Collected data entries
[START]
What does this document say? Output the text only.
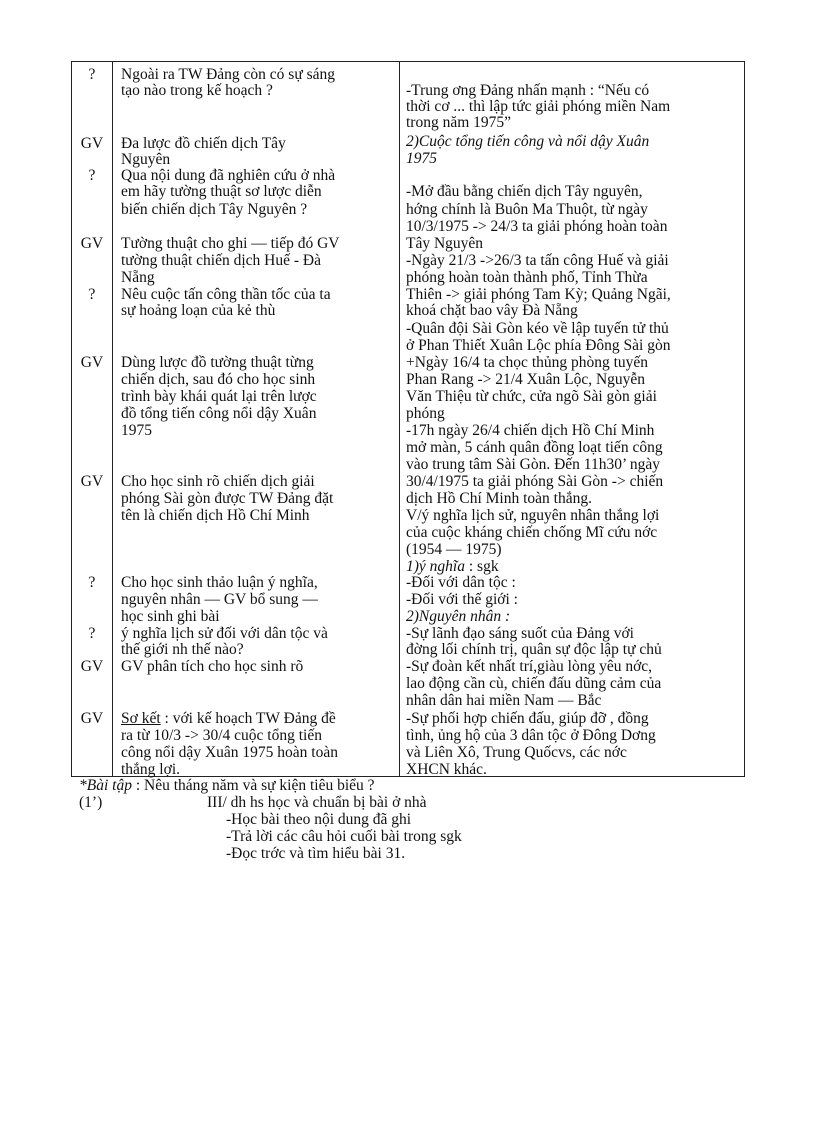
?
GV
?
GV
?
GV
GV
?
?
GV
GV
Ngoài ra TW Đảng còn có sự sáng
tạo nào trong kế hoạch ?
Đa lược đồ chiến dịch Tây
Nguyên
Qua nội dung đã nghiên cứu ở nhà
em hãy tường thuật sơ lược diễn
biến chiến dịch Tây Nguyên ?
Tường thuật cho ghi — tiếp đó GV
tường thuật chiến dịch Huế - Đà
Nẵng
Nêu cuộc tấn công thần tốc của ta
sự hoảng loạn của kẻ thù
Dùng lược đồ tường thuật từng
chiến dịch, sau đó cho học sinh
trình bày khái quát lại trên lược
đồ tổng tiến công nổi dậy Xuân
1975
Cho học sinh rõ chiến dịch giải
phóng Sài gòn được TW Đảng đặt
tên là chiến dịch Hồ Chí Minh
Cho học sinh thảo luận ý nghĩa,
nguyên nhân — GV bổ sung —
học sinh ghi bài
ý nghĩa lịch sử đối với dân tộc và
thế giới nh thế nào?
GV phân tích cho học sinh rõ
Sơ kết : với kế hoạch TW Đảng đề
ra từ 10/3 -> 30/4 cuộc tổng tiến
công nổi dậy Xuân 1975 hoàn toàn
thắng lợi.
-Trung ơng Đảng nhấn mạnh : “Nếu có
thời cơ ... thì lập tức giải phóng miền Nam
trong năm 1975”
2)Cuộc tổng tiến công và nổi dậy Xuân
1975
-Mở đầu bằng chiến dịch Tây nguyên,
hớng chính là Buôn Ma Thuột, từ ngày
10/3/1975 -> 24/3 ta giải phóng hoàn toàn
Tây Nguyên
-Ngày 21/3 ->26/3 ta tấn công Huế và giải
phóng hoàn toàn thành phố, Tỉnh Thừa
Thiên -> giải phóng Tam Kỳ; Quảng Ngãi,
khoá chặt bao vây Đà Nẵng
-Quân đội Sài Gòn kéo về lập tuyến tử thủ
ở Phan Thiết Xuân Lộc phía Đông Sài gòn
+Ngày 16/4 ta chọc thủng phòng tuyến
Phan Rang -> 21/4 Xuân Lộc, Nguyễn
Văn Thiệu từ chức, cửa ngõ Sài gòn giải
phóng
-17h ngày 26/4 chiến dịch Hồ Chí Minh
mở màn, 5 cánh quân đồng loạt tiến công
vào trung tâm Sài Gòn. Đến 11h30’ ngày
30/4/1975 ta giải phóng Sài Gòn -> chiến
dịch Hồ Chí Minh toàn thắng.
V/ý nghĩa lịch sử, nguyên nhân thắng lợi
của cuộc kháng chiến chống Mĩ cứu nớc
(1954 — 1975)
1)ý nghĩa : sgk
-Đối với dân tộc :
-Đối với thế giới :
2)Nguyên nhân :
-Sự lãnh đạo sáng suốt của Đảng với
đờng lối chính trị, quân sự độc lập tự chủ
-Sự đoàn kết nhất trí,giàu lòng yêu nớc,
lao động cần cù, chiến đấu dũng cảm của
nhân dân hai miền Nam — Bắc
-Sự phối hợp chiến đấu, giúp đỡ , đồng
tình, ủng hộ của 3 dân tộc ở Đông Dơng
và Liên Xô, Trung Quốcvs, các nớc
XHCN khác.
*Bài tập : Nêu tháng năm và sự kiện tiêu biểu ?
(1’)	III/ dh hs học và chuẩn bị bài ở nhà
-Học bài theo nội dung đã ghi
-Trả lời các câu hỏi cuối bài trong sgk
-Đọc trớc và tìm hiểu bài 31.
[END]
Description of the task. Copy the entries above faithfully and omit every image.

Final result.
What does this document say? Output the text only.
?
GV
?
GV
?
GV
GV
?
?
GV
GV
Ngoài ra TW Đảng còn có sự sáng
tạo nào trong kế hoạch ?
Đa lược đồ chiến dịch Tây
Nguyên
Qua nội dung đã nghiên cứu ở nhà
em hãy tường thuật sơ lược diễn
biến chiến dịch Tây Nguyên ?
Tường thuật cho ghi — tiếp đó GV
tường thuật chiến dịch Huế - Đà
Nẵng
Nêu cuộc tấn công thần tốc của ta
sự hoảng loạn của kẻ thù
Dùng lược đồ tường thuật từng
chiến dịch, sau đó cho học sinh
trình bày khái quát lại trên lược
đồ tổng tiến công nổi dậy Xuân
1975
Cho học sinh rõ chiến dịch giải
phóng Sài gòn được TW Đảng đặt
tên là chiến dịch Hồ Chí Minh
Cho học sinh thảo luận ý nghĩa,
nguyên nhân — GV bổ sung —
học sinh ghi bài
ý nghĩa lịch sử đối với dân tộc và
thế giới nh thế nào?
GV phân tích cho học sinh rõ
Sơ kết : với kế hoạch TW Đảng đề
ra từ 10/3 -> 30/4 cuộc tổng tiến
công nổi dậy Xuân 1975 hoàn toàn
thắng lợi.
-Trung ơng Đảng nhấn mạnh : “Nếu có
thời cơ ... thì lập tức giải phóng miền Nam
trong năm 1975”
2)Cuộc tổng tiến công và nổi dậy Xuân
1975
-Mở đầu bằng chiến dịch Tây nguyên,
hớng chính là Buôn Ma Thuột, từ ngày
10/3/1975 -> 24/3 ta giải phóng hoàn toàn
Tây Nguyên
-Ngày 21/3 ->26/3 ta tấn công Huế và giải
phóng hoàn toàn thành phố, Tỉnh Thừa
Thiên -> giải phóng Tam Kỳ; Quảng Ngãi,
khoá chặt bao vây Đà Nẵng
-Quân đội Sài Gòn kéo về lập tuyến tử thủ
ở Phan Thiết Xuân Lộc phía Đông Sài gòn
+Ngày 16/4 ta chọc thủng phòng tuyến
Phan Rang -> 21/4 Xuân Lộc, Nguyễn
Văn Thiệu từ chức, cửa ngõ Sài gòn giải
phóng
-17h ngày 26/4 chiến dịch Hồ Chí Minh
mở màn, 5 cánh quân đồng loạt tiến công
vào trung tâm Sài Gòn. Đến 11h30’ ngày
30/4/1975 ta giải phóng Sài Gòn -> chiến
dịch Hồ Chí Minh toàn thắng.
V/ý nghĩa lịch sử, nguyên nhân thắng lợi
của cuộc kháng chiến chống Mĩ cứu nớc
(1954 — 1975)
1)ý nghĩa : sgk
-Đối với dân tộc :
-Đối với thế giới :
2)Nguyên nhân :
-Sự lãnh đạo sáng suốt của Đảng với
đờng lối chính trị, quân sự độc lập tự chủ
-Sự đoàn kết nhất trí,giàu lòng yêu nớc,
lao động cần cù, chiến đấu dũng cảm của
nhân dân hai miền Nam — Bắc
-Sự phối hợp chiến đấu, giúp đỡ , đồng
tình, ủng hộ của 3 dân tộc ở Đông Dơng
và Liên Xô, Trung Quốcvs, các nớc
XHCN khác.
*Bài tập : Nêu tháng năm và sự kiện tiêu biểu ?
(1’)	III/ dh hs học và chuẩn bị bài ở nhà
-Học bài theo nội dung đã ghi
-Trả lời các câu hỏi cuối bài trong sgk
-Đọc trớc và tìm hiểu bài 31.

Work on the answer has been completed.